[Stated task]
Return each line of the records holding the string "CHINARE".
★ ★ ★ ★
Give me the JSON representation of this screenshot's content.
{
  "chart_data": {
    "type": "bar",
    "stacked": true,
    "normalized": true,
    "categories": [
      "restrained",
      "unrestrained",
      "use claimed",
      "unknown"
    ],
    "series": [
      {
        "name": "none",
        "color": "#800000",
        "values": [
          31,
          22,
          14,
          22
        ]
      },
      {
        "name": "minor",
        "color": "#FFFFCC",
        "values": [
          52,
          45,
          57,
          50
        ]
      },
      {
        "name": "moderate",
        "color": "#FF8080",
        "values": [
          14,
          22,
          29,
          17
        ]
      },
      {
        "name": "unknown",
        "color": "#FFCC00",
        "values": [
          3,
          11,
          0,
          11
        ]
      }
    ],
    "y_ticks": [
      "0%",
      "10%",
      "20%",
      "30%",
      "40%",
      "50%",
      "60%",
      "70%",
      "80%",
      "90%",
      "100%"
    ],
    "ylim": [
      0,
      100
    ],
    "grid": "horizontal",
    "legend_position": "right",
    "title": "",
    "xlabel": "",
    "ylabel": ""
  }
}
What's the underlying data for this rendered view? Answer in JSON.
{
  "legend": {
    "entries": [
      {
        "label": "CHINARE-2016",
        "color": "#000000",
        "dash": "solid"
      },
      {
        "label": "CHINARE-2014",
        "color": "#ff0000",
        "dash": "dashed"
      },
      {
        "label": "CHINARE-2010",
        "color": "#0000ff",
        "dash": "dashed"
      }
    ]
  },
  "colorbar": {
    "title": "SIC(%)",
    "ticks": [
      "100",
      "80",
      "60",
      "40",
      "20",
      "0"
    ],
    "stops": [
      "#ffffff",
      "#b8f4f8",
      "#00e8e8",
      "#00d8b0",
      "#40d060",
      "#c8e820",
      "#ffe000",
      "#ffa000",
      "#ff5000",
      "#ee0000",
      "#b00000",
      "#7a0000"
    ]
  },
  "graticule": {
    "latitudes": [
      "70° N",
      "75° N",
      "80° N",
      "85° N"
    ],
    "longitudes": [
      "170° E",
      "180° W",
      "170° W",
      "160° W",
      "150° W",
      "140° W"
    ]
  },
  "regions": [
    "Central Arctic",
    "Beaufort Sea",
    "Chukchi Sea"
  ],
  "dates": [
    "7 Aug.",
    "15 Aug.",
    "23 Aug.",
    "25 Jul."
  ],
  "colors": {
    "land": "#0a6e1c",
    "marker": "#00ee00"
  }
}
★ ★ ★ ★
[Task answer]
        "label": "CHINARE-2016",
        "label": "CHINARE-2014",
        "label": "CHINARE-2010",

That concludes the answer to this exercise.